Data items
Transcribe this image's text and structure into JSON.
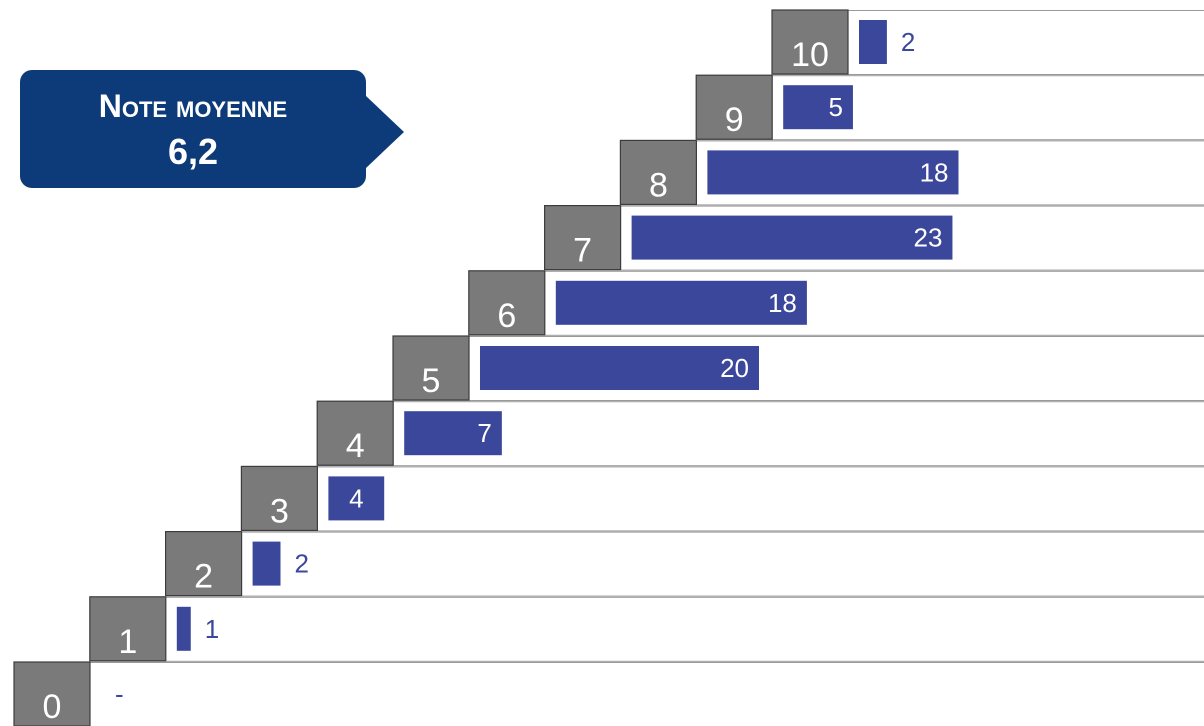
{
  "callout": {
    "title": "Note moyenne",
    "value": "6,2"
  },
  "colors": {
    "bar": "#3a479a",
    "step": "#7a7a7a",
    "label_inside": "#ffffff",
    "label_outside": "#3a479a",
    "callout": "#0d3a78"
  },
  "chart_data": {
    "type": "bar",
    "orientation": "horizontal",
    "categories": [
      "0",
      "1",
      "2",
      "3",
      "4",
      "5",
      "6",
      "7",
      "8",
      "9",
      "10"
    ],
    "values": [
      0,
      1,
      2,
      4,
      7,
      20,
      18,
      23,
      18,
      5,
      2
    ],
    "value_labels": [
      "-",
      "1",
      "2",
      "4",
      "7",
      "20",
      "18",
      "23",
      "18",
      "5",
      "2"
    ],
    "title": "",
    "xlabel": "",
    "ylabel": "",
    "grid": false,
    "legend": "none"
  }
}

**Aim**
Each line of the data should be quoted exactly, with pictures left out.

**Correct response**
Transcribe this image's text and structure into JSON.
{
  "callout": {
    "title": "Note moyenne",
    "value": "6,2"
  },
  "colors": {
    "bar": "#3a479a",
    "step": "#7a7a7a",
    "label_inside": "#ffffff",
    "label_outside": "#3a479a",
    "callout": "#0d3a78"
  },
  "chart_data": {
    "type": "bar",
    "orientation": "horizontal",
    "categories": [
      "0",
      "1",
      "2",
      "3",
      "4",
      "5",
      "6",
      "7",
      "8",
      "9",
      "10"
    ],
    "values": [
      0,
      1,
      2,
      4,
      7,
      20,
      18,
      23,
      18,
      5,
      2
    ],
    "value_labels": [
      "-",
      "1",
      "2",
      "4",
      "7",
      "20",
      "18",
      "23",
      "18",
      "5",
      "2"
    ],
    "title": "",
    "xlabel": "",
    "ylabel": "",
    "grid": false,
    "legend": "none"
  }
}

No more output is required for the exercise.